▶ **The problem**
Gather all lines in the entries below that include the word "paths".

□ □ □ □ □ □ □

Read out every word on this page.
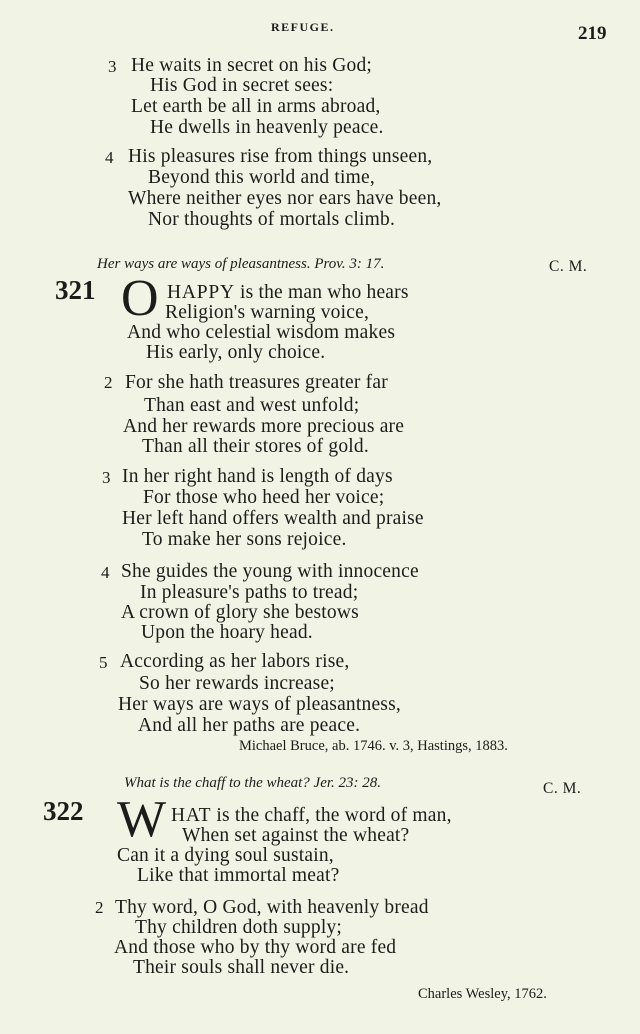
REFUGE.	219
3 He waits in secret on his God;
His God in secret sees:
Let earth be all in arms abroad,
He dwells in heavenly peace.
4 His pleasures rise from things unseen,
Beyond this world and time,
Where neither eyes nor ears have been,
Nor thoughts of mortals climb.
Her ways are ways of pleasantness. Prov. 3: 17.	C. M.
321 O HAPPY is the man who hears
Religion's warning voice,
And who celestial wisdom makes
His early, only choice.
2 For she hath treasures greater far
Than east and west unfold;
And her rewards more precious are
Than all their stores of gold.
3 In her right hand is length of days
For those who heed her voice;
Her left hand offers wealth and praise
To make her sons rejoice.
4 She guides the young with innocence
In pleasure's paths to tread;
A crown of glory she bestows
Upon the hoary head.
5 According as her labors rise,
So her rewards increase;
Her ways are ways of pleasantness,
And all her paths are peace.
Michael Bruce, ab. 1746. v. 3, Hastings, 1883.
What is the chaff to the wheat? Jer. 23: 28.	C. M.
322 W HAT is the chaff, the word of man,
When set against the wheat?
Can it a dying soul sustain,
Like that immortal meat?
2 Thy word, O God, with heavenly bread
Thy children doth supply;
And those who by thy word are fed
Their souls shall never die.
Charles Wesley, 1762.
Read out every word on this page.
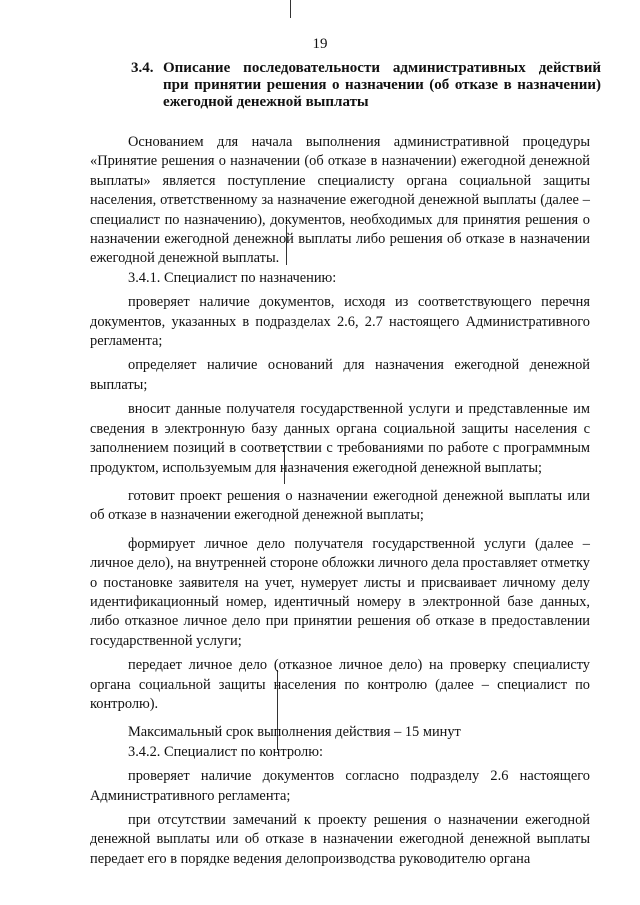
19
3.4. Описание последовательности административных действий при принятии решения о назначении (об отказе в назначении) ежегодной денежной выплаты

Основанием для начала выполнения административной процедуры «Принятие решения о назначении (об отказе в назначении) ежегодной денежной выплаты» является поступление специалисту органа социальной защиты населения, ответственному за назначение ежегодной денежной выплаты (далее – специалист по назначению), документов, необходимых для принятия решения о назначении ежегодной денежной выплаты либо решения об отказе в назначении ежегодной денежной выплаты.

3.4.1. Специалист по назначению:

проверяет наличие документов, исходя из соответствующего перечня документов, указанных в подразделах 2.6, 2.7 настоящего Административного регламента;

определяет наличие оснований для назначения ежегодной денежной выплаты;

вносит данные получателя государственной услуги и представленные им сведения в электронную базу данных органа социальной защиты населения с заполнением позиций в соответствии с требованиями по работе с программным продуктом, используемым для назначения ежегодной денежной выплаты;

готовит проект решения о назначении ежегодной денежной выплаты или об отказе в назначении ежегодной денежной выплаты;

формирует личное дело получателя государственной услуги (далее – личное дело), на внутренней стороне обложки личного дела проставляет отметку о постановке заявителя на учет, нумерует листы и присваивает личному делу идентификационный номер, идентичный номеру в электронной базе данных, либо отказное личное дело при принятии решения об отказе в предоставлении государственной услуги;

передает личное дело (отказное личное дело) на проверку специалисту органа социальной защиты населения по контролю (далее – специалист по контролю).

Максимальный срок выполнения действия – 15 минут

3.4.2. Специалист по контролю:

проверяет наличие документов согласно подразделу 2.6 настоящего Административного регламента;

при отсутствии замечаний к проекту решения о назначении ежегодной денежной выплаты или об отказе в назначении ежегодной денежной выплаты передает его в порядке ведения делопроизводства руководителю органа
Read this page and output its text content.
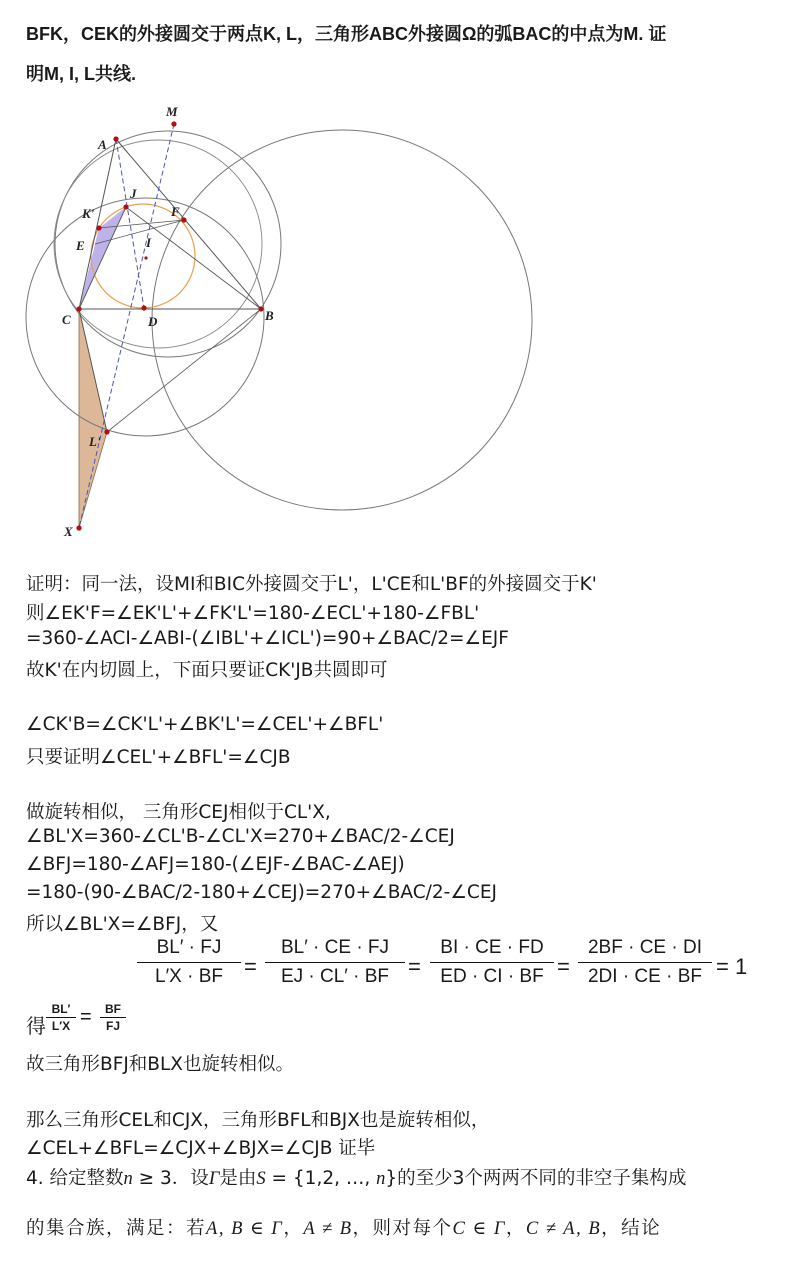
BFK，CEK的外接圆交于两点K, L，三角形ABC外接圆Ω的弧BAC的中点为M. 证
明M, I, L共线.
M
A
J
F
K'
E	I
C	D	B
L'
X
证明：同一法，设MI和BIC外接圆交于L'，L'CE和L'BF的外接圆交于K'
则∠EK'F=∠EK'L'+∠FK'L'=180-∠ECL'+180-∠FBL'
=360-∠ACI-∠ABI-(∠IBL'+∠ICL')=90+∠BAC/2=∠EJF
故K'在内切圆上，下面只要证CK'JB共圆即可
∠CK'B=∠CK'L'+∠BK'L'=∠CEL'+∠BFL'
只要证明∠CEL'+∠BFL'=∠CJB
做旋转相似， 三角形CEJ相似于CL'X,
∠BL'X=360-∠CL'B-∠CL'X=270+∠BAC/2-∠CEJ
∠BFJ=180-∠AFJ=180-(∠EJF-∠BAC-∠AEJ)
=180-(90-∠BAC/2-180+∠CEJ)=270+∠BAC/2-∠CEJ
所以∠BL'X=∠BFJ，又
BL′ · FJ
L′X · BF =
BL′ · CE · FJ
EJ · CL′ · BF =
BI · CE · FD
ED · CI · BF =
2BF · CE · DI
2DI · CE · BF = 1
得
BL′
L′X =	BF
FJ
故三角形BFJ和BLX也旋转相似。
那么三角形CEL和CJX，三角形BFL和BJX也是旋转相似，
∠CEL+∠BFL=∠CJX+∠BJX=∠CJB 证毕
4. 给定整数n ≥ 3．设Γ是由S = {1,2, …, n}的至少3个两两不同的非空子集构成
的集合族，满足：若A, B ∈ Γ，A ≠ B，则对每个C ∈ Γ，C ≠ A, B，结论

□ □ □ □ □ □ □

▶ **Output for this exercise**
In pleasure's paths to tread;
And all her paths are peace.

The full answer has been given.